▼

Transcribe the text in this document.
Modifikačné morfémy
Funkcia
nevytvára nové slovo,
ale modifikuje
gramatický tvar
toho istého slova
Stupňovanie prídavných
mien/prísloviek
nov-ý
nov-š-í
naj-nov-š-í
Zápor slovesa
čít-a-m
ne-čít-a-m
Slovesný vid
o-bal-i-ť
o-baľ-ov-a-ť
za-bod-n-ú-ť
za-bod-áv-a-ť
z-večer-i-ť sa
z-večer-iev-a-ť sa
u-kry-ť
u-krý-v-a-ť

▲

Go through the records and print each one exactly.

Result for this task -
Transcribe the text in this document.
Modifikačné morfémy
Funkcia
nevytvára nové slovo,
ale modifikuje
gramatický tvar
toho istého slova
Stupňovanie prídavných
mien/prísloviek
nov-ý
nov-š-í
naj-nov-š-í
Zápor slovesa
čít-a-m
ne-čít-a-m
Slovesný vid
o-bal-i-ť
o-baľ-ov-a-ť
za-bod-n-ú-ť
za-bod-áv-a-ť
z-večer-i-ť sa
z-večer-iev-a-ť sa
u-kry-ť
u-krý-v-a-ť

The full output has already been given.